[Dataset records]
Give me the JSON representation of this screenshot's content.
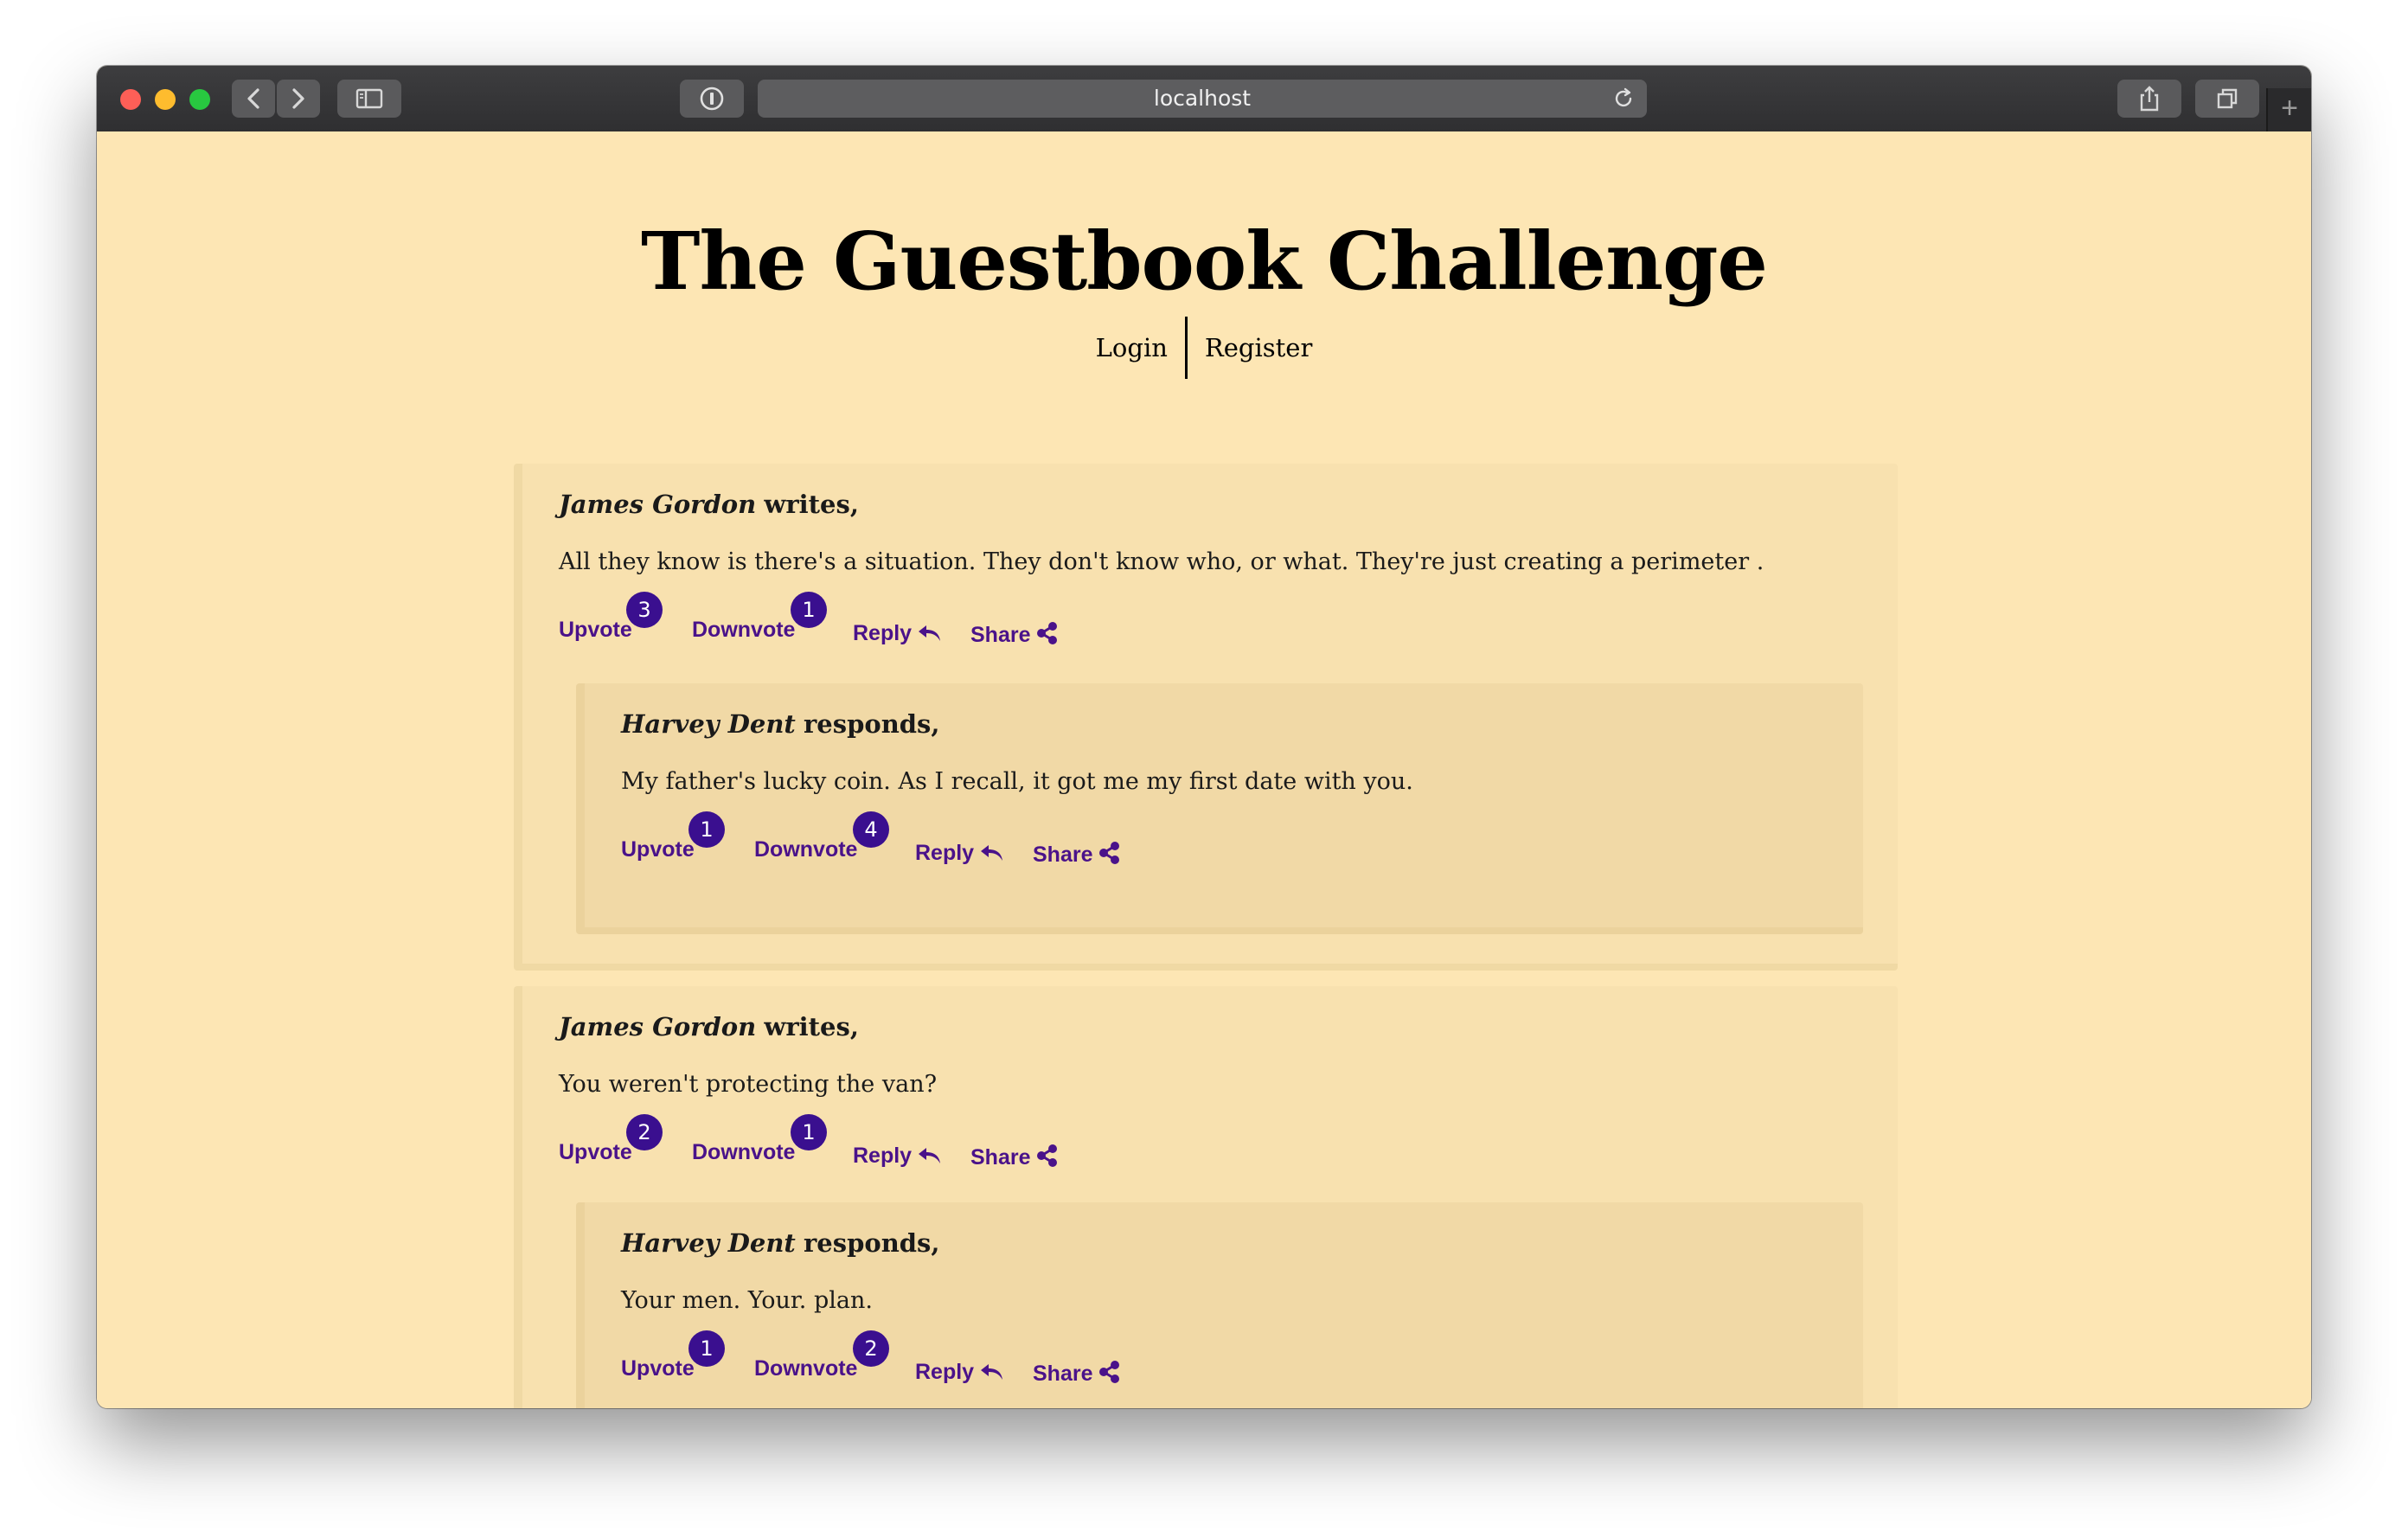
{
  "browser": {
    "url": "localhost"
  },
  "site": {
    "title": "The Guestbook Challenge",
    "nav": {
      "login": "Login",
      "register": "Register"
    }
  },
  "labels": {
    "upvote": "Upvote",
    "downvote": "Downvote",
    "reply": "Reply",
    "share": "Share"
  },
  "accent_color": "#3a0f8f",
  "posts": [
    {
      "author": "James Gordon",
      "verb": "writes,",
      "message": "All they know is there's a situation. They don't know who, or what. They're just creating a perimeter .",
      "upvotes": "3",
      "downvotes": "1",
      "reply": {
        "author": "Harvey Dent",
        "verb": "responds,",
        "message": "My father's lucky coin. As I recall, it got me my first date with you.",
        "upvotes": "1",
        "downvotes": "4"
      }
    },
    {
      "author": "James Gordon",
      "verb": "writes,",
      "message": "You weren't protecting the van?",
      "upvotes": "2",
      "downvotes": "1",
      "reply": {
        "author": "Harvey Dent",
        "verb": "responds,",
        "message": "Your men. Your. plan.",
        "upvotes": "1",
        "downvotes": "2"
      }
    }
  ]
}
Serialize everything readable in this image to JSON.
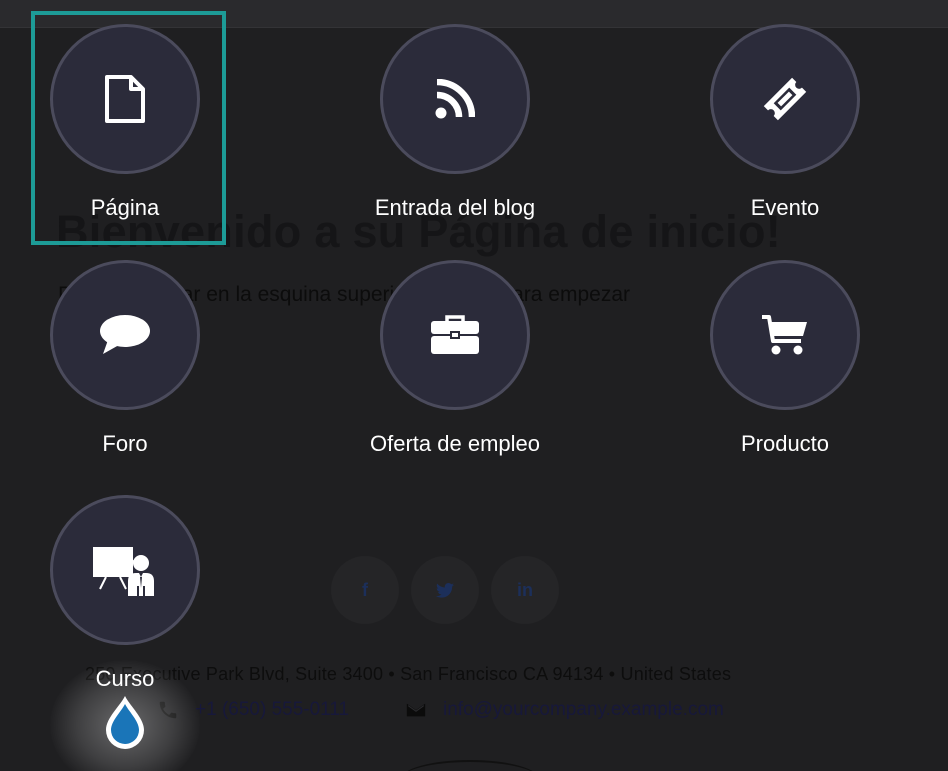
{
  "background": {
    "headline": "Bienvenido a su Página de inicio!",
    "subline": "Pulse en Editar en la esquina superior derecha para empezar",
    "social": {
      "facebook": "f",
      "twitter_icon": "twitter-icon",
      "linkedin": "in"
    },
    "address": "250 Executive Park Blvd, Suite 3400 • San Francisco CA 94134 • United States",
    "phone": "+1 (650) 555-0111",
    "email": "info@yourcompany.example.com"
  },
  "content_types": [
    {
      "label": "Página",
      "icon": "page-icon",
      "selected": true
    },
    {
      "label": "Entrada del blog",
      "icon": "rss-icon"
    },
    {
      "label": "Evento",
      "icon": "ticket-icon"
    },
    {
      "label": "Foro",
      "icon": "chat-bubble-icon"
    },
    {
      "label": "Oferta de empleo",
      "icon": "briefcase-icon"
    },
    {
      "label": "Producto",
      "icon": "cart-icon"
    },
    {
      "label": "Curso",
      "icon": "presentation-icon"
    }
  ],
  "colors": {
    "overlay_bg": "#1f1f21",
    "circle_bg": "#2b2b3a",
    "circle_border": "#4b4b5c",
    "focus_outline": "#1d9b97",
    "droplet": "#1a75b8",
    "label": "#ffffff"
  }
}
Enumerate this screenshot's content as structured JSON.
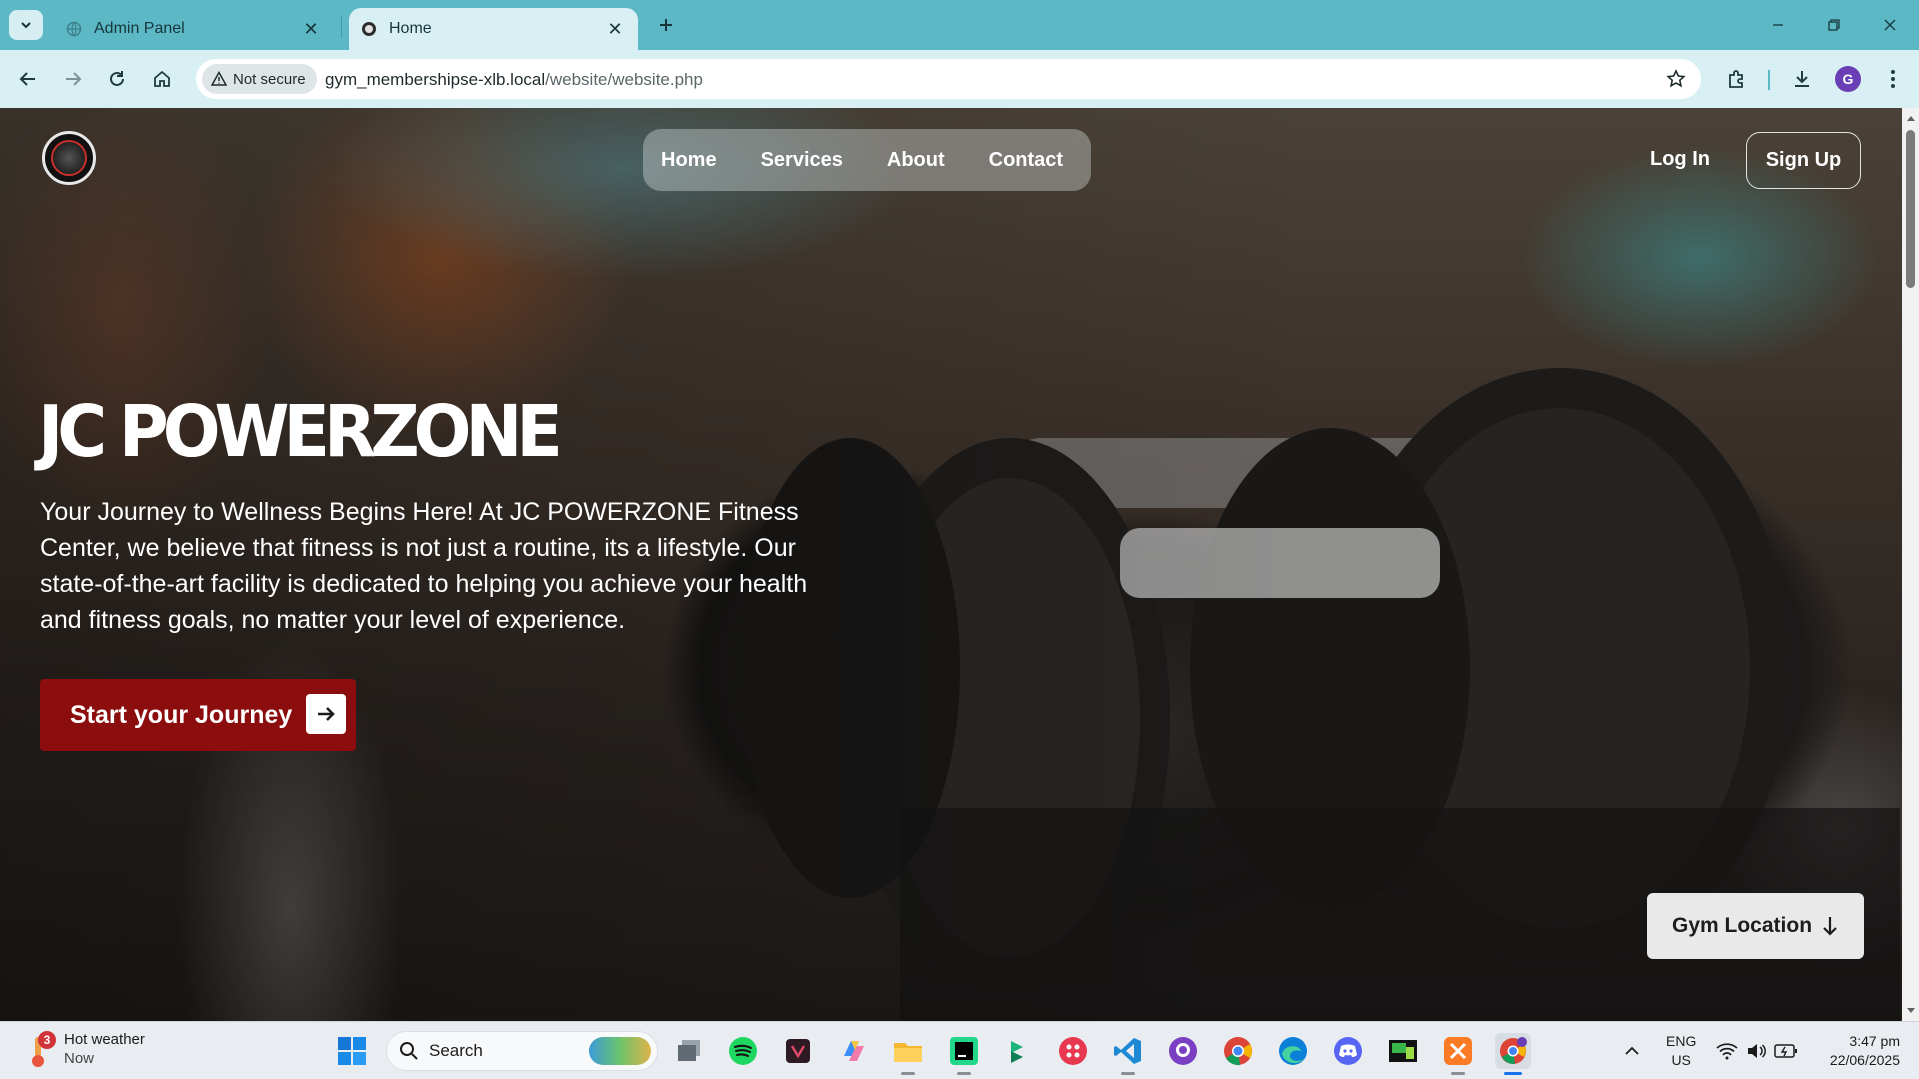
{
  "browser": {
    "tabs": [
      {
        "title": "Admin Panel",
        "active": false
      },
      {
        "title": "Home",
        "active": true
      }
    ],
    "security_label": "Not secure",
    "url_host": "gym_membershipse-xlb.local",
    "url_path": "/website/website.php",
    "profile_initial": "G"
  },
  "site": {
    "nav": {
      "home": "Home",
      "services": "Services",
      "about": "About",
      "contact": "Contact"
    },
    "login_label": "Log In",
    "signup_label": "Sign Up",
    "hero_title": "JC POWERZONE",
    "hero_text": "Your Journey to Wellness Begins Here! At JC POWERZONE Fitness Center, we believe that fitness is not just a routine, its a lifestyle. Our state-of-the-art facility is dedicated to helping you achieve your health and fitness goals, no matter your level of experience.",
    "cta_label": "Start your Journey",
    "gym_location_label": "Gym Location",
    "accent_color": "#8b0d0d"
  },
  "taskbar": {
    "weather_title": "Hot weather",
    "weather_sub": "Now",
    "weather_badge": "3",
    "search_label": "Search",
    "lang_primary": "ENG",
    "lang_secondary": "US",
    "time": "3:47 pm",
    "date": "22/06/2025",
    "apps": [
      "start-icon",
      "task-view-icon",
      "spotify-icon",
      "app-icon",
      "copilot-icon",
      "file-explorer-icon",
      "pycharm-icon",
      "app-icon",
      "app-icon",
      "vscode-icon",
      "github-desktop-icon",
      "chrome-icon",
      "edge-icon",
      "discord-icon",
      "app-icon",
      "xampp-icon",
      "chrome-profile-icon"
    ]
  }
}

Written request: Leave out the pictures and copy every record above exactly.

Task output:
Give me the JSON representation of this screenshot's content.
{
  "browser": {
    "url": "localhost"
  },
  "site": {
    "title": "The Guestbook Challenge",
    "nav": {
      "login": "Login",
      "register": "Register"
    }
  },
  "labels": {
    "upvote": "Upvote",
    "downvote": "Downvote",
    "reply": "Reply",
    "share": "Share"
  },
  "accent_color": "#3a0f8f",
  "posts": [
    {
      "author": "James Gordon",
      "verb": "writes,",
      "message": "All they know is there's a situation. They don't know who, or what. They're just creating a perimeter .",
      "upvotes": "3",
      "downvotes": "1",
      "reply": {
        "author": "Harvey Dent",
        "verb": "responds,",
        "message": "My father's lucky coin. As I recall, it got me my first date with you.",
        "upvotes": "1",
        "downvotes": "4"
      }
    },
    {
      "author": "James Gordon",
      "verb": "writes,",
      "message": "You weren't protecting the van?",
      "upvotes": "2",
      "downvotes": "1",
      "reply": {
        "author": "Harvey Dent",
        "verb": "responds,",
        "message": "Your men. Your. plan.",
        "upvotes": "1",
        "downvotes": "2"
      }
    }
  ]
}
Serialize everything readable in this image to JSON.
{
  "background": {
    "headline": "Bienvenido a su Página de inicio!",
    "subline": "Pulse en Editar en la esquina superior derecha para empezar",
    "social": {
      "facebook": "f",
      "twitter_icon": "twitter-icon",
      "linkedin": "in"
    },
    "address": "250 Executive Park Blvd, Suite 3400 • San Francisco CA 94134 • United States",
    "phone": "+1 (650) 555-0111",
    "email": "info@yourcompany.example.com"
  },
  "content_types": [
    {
      "label": "Página",
      "icon": "page-icon",
      "selected": true
    },
    {
      "label": "Entrada del blog",
      "icon": "rss-icon"
    },
    {
      "label": "Evento",
      "icon": "ticket-icon"
    },
    {
      "label": "Foro",
      "icon": "chat-bubble-icon"
    },
    {
      "label": "Oferta de empleo",
      "icon": "briefcase-icon"
    },
    {
      "label": "Producto",
      "icon": "cart-icon"
    },
    {
      "label": "Curso",
      "icon": "presentation-icon"
    }
  ],
  "colors": {
    "overlay_bg": "#1f1f21",
    "circle_bg": "#2b2b3a",
    "circle_border": "#4b4b5c",
    "focus_outline": "#1d9b97",
    "droplet": "#1a75b8",
    "label": "#ffffff"
  }
}
Enumerate this screenshot's content as structured JSON.
{
  "browser": {
    "tabs": [
      {
        "title": "Admin Panel",
        "active": false
      },
      {
        "title": "Home",
        "active": true
      }
    ],
    "security_label": "Not secure",
    "url_host": "gym_membershipse-xlb.local",
    "url_path": "/website/website.php",
    "profile_initial": "G"
  },
  "site": {
    "nav": {
      "home": "Home",
      "services": "Services",
      "about": "About",
      "contact": "Contact"
    },
    "login_label": "Log In",
    "signup_label": "Sign Up",
    "hero_title": "JC POWERZONE",
    "hero_text": "Your Journey to Wellness Begins Here! At JC POWERZONE Fitness Center, we believe that fitness is not just a routine, its a lifestyle. Our state-of-the-art facility is dedicated to helping you achieve your health and fitness goals, no matter your level of experience.",
    "cta_label": "Start your Journey",
    "gym_location_label": "Gym Location",
    "accent_color": "#8b0d0d"
  },
  "taskbar": {
    "weather_title": "Hot weather",
    "weather_sub": "Now",
    "weather_badge": "3",
    "search_label": "Search",
    "lang_primary": "ENG",
    "lang_secondary": "US",
    "time": "3:47 pm",
    "date": "22/06/2025",
    "apps": [
      "start-icon",
      "task-view-icon",
      "spotify-icon",
      "app-icon",
      "copilot-icon",
      "file-explorer-icon",
      "pycharm-icon",
      "app-icon",
      "app-icon",
      "vscode-icon",
      "github-desktop-icon",
      "chrome-icon",
      "edge-icon",
      "discord-icon",
      "app-icon",
      "xampp-icon",
      "chrome-profile-icon"
    ]
  }
}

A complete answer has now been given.